**Stored rows:**

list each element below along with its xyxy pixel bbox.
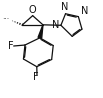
Text: N: N [52,20,59,29]
Text: N: N [61,2,68,12]
Text: F: F [8,41,13,51]
Text: F: F [33,72,39,82]
Text: N: N [81,6,88,16]
Text: O: O [29,5,36,15]
Polygon shape [38,25,43,38]
Text: ···: ··· [2,15,9,24]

**Aim:**
Change "bbox" to "bounding box" in the listing above and write the listing out again with nothing else altered. Leave out the picture.

**Result of the task:**
list each element below along with its xyxy pixel bounding box.
Text: N: N [52,20,59,29]
Text: N: N [61,2,68,12]
Text: F: F [8,41,13,51]
Text: F: F [33,72,39,82]
Text: N: N [81,6,88,16]
Text: O: O [29,5,36,15]
Polygon shape [38,25,43,38]
Text: ···: ··· [2,15,9,24]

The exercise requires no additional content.